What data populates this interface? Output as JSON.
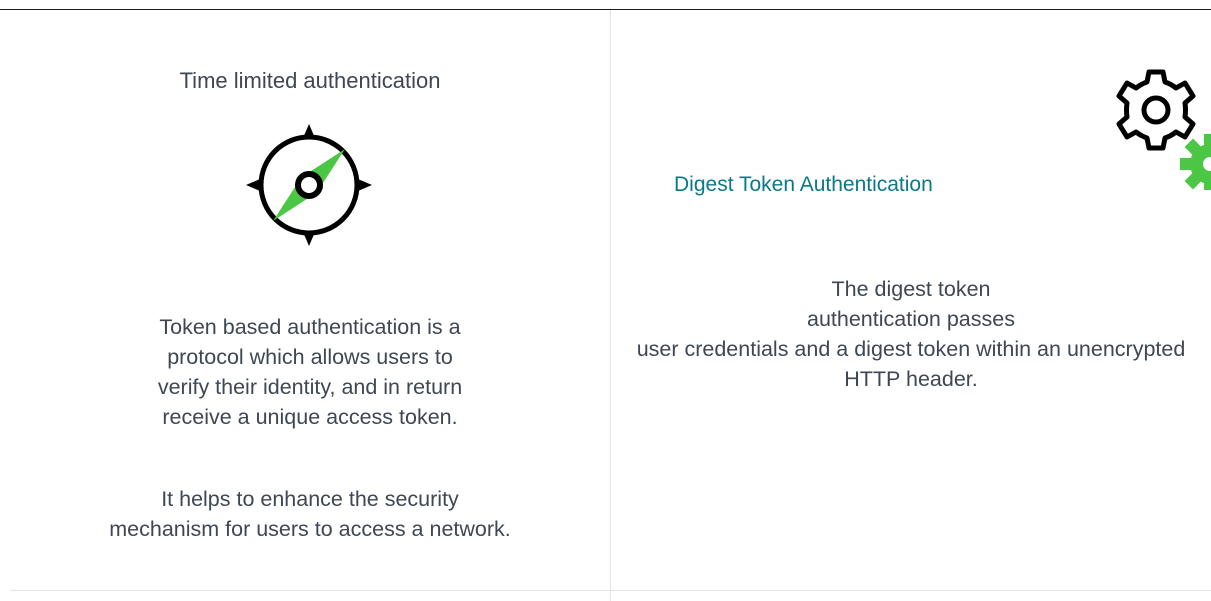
{
  "left_panel": {
    "title": "Time limited authentication",
    "icon": "compass-icon",
    "paragraph_1": "Token based authentication is a protocol which allows users to verify their identity, and in return receive a unique access token.",
    "paragraph_2": "It helps to enhance the security mechanism for users to access a network."
  },
  "right_panel": {
    "icon": "gear-icon",
    "title": "Digest Token Authentication",
    "paragraph": "The digest token authentication passes user credentials and a digest token within an unencrypted HTTP header."
  },
  "colors": {
    "body_text": "#3e4753",
    "title_accent": "#0a7a86",
    "icon_green": "#4cc745",
    "icon_black": "#000000",
    "divider": "#e3e3e3"
  }
}
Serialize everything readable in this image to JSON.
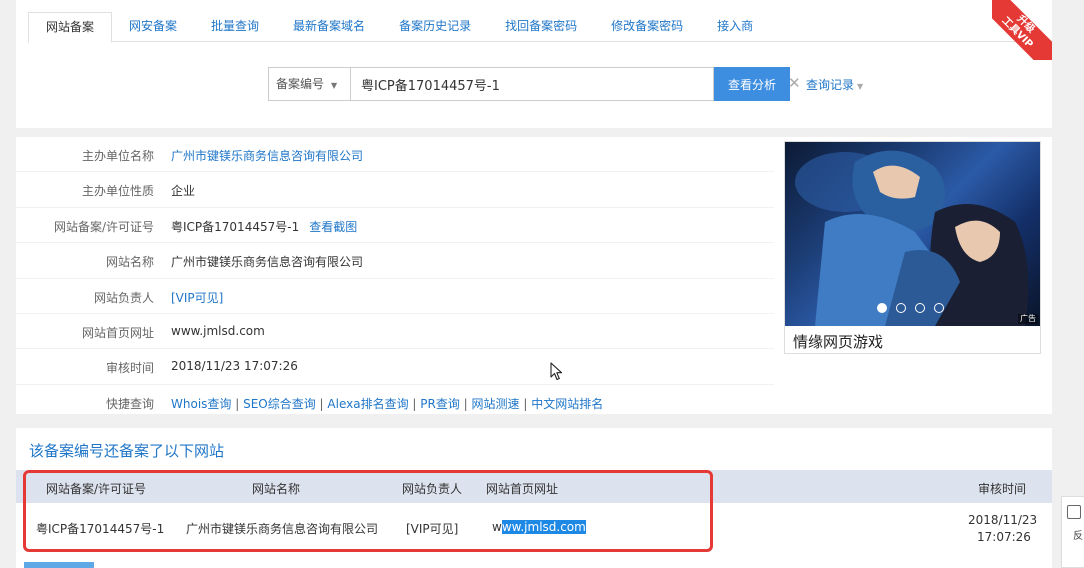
{
  "tabs": [
    {
      "label": "网站备案",
      "active": true
    },
    {
      "label": "网安备案"
    },
    {
      "label": "批量查询"
    },
    {
      "label": "最新备案域名"
    },
    {
      "label": "备案历史记录"
    },
    {
      "label": "找回备案密码"
    },
    {
      "label": "修改备案密码"
    },
    {
      "label": "接入商"
    }
  ],
  "vip": {
    "line1": "升级",
    "line2": "工具VIP"
  },
  "search": {
    "select_value": "备案编号",
    "input_value": "粤ICP备17014457号-1",
    "submit_label": "查看分析",
    "history_label": "查询记录"
  },
  "info": {
    "rows": [
      {
        "label": "主办单位名称",
        "value": "广州市键镁乐商务信息咨询有限公司"
      },
      {
        "label": "主办单位性质",
        "value": "企业"
      },
      {
        "label": "网站备案/许可证号",
        "value": "粤ICP备17014457号-1",
        "link": "查看截图"
      },
      {
        "label": "网站名称",
        "value": "广州市键镁乐商务信息咨询有限公司"
      },
      {
        "label": "网站负责人",
        "value": "[VIP可见]"
      },
      {
        "label": "网站首页网址",
        "value": "www.jmlsd.com"
      },
      {
        "label": "审核时间",
        "value": "2018/11/23 17:07:26"
      },
      {
        "label": "快捷查询",
        "links": [
          "Whois查询",
          "SEO综合查询",
          "Alexa排名查询",
          "PR查询",
          "网站测速",
          "中文网站排名"
        ]
      }
    ]
  },
  "ad": {
    "caption": "情缘网页游戏",
    "tag": "广告",
    "slides": 4,
    "active_slide": 0
  },
  "section": {
    "title": "该备案编号还备案了以下网站",
    "columns": [
      "网站备案/许可证号",
      "网站名称",
      "网站负责人",
      "网站首页网址",
      "审核时间"
    ],
    "rows": [
      {
        "license": "粤ICP备17014457号-1",
        "name": "广州市键镁乐商务信息咨询有限公司",
        "owner": "[VIP可见]",
        "url_prefix": "w",
        "url_selected": "ww.jmlsd.com",
        "date": "2018/11/23",
        "time": "17:07:26"
      }
    ]
  },
  "side": {
    "label": "反"
  }
}
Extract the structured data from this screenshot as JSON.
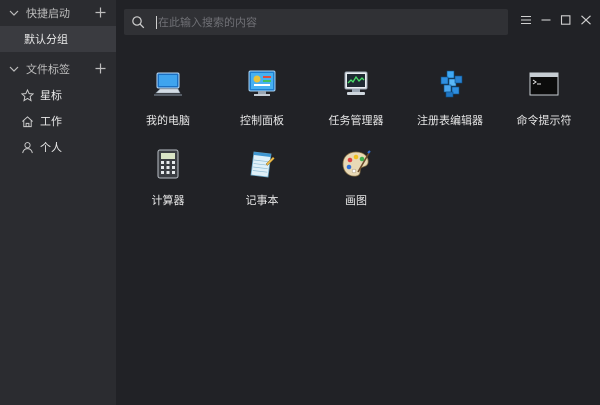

============================================================

Without the pictures, print the records in full, exactly as they appear.

**Solved problem:**
What data populates this interface? Output as JSON.
{
  "left_panel": {
    "title": "Time limited authentication",
    "icon": "compass-icon",
    "paragraph_1": "Token based authentication is a protocol which allows users to verify their identity, and in return receive a unique access token.",
    "paragraph_2": "It helps to enhance the security mechanism for users to access a network."
  },
  "right_panel": {
    "icon": "gear-icon",
    "title": "Digest Token Authentication",
    "paragraph": "The digest token authentication passes user credentials and a digest token within an unencrypted HTTP header."
  },
  "colors": {
    "body_text": "#3e4753",
    "title_accent": "#0a7a86",
    "icon_green": "#4cc745",
    "icon_black": "#000000",
    "divider": "#e3e3e3"
  }
}
Serialize everything readable in this image to JSON.
{
  "tabs": [
    {
      "label": "网站备案",
      "active": true
    },
    {
      "label": "网安备案"
    },
    {
      "label": "批量查询"
    },
    {
      "label": "最新备案域名"
    },
    {
      "label": "备案历史记录"
    },
    {
      "label": "找回备案密码"
    },
    {
      "label": "修改备案密码"
    },
    {
      "label": "接入商"
    }
  ],
  "vip": {
    "line1": "升级",
    "line2": "工具VIP"
  },
  "search": {
    "select_value": "备案编号",
    "input_value": "粤ICP备17014457号-1",
    "submit_label": "查看分析",
    "history_label": "查询记录"
  },
  "info": {
    "rows": [
      {
        "label": "主办单位名称",
        "value": "广州市键镁乐商务信息咨询有限公司"
      },
      {
        "label": "主办单位性质",
        "value": "企业"
      },
      {
        "label": "网站备案/许可证号",
        "value": "粤ICP备17014457号-1",
        "link": "查看截图"
      },
      {
        "label": "网站名称",
        "value": "广州市键镁乐商务信息咨询有限公司"
      },
      {
        "label": "网站负责人",
        "value": "[VIP可见]"
      },
      {
        "label": "网站首页网址",
        "value": "www.jmlsd.com"
      },
      {
        "label": "审核时间",
        "value": "2018/11/23 17:07:26"
      },
      {
        "label": "快捷查询",
        "links": [
          "Whois查询",
          "SEO综合查询",
          "Alexa排名查询",
          "PR查询",
          "网站测速",
          "中文网站排名"
        ]
      }
    ]
  },
  "ad": {
    "caption": "情缘网页游戏",
    "tag": "广告",
    "slides": 4,
    "active_slide": 0
  },
  "section": {
    "title": "该备案编号还备案了以下网站",
    "columns": [
      "网站备案/许可证号",
      "网站名称",
      "网站负责人",
      "网站首页网址",
      "审核时间"
    ],
    "rows": [
      {
        "license": "粤ICP备17014457号-1",
        "name": "广州市键镁乐商务信息咨询有限公司",
        "owner": "[VIP可见]",
        "url_prefix": "w",
        "url_selected": "ww.jmlsd.com",
        "date": "2018/11/23",
        "time": "17:07:26"
      }
    ]
  },
  "side": {
    "label": "反"
  }
}
Extract the structured data from this screenshot as JSON.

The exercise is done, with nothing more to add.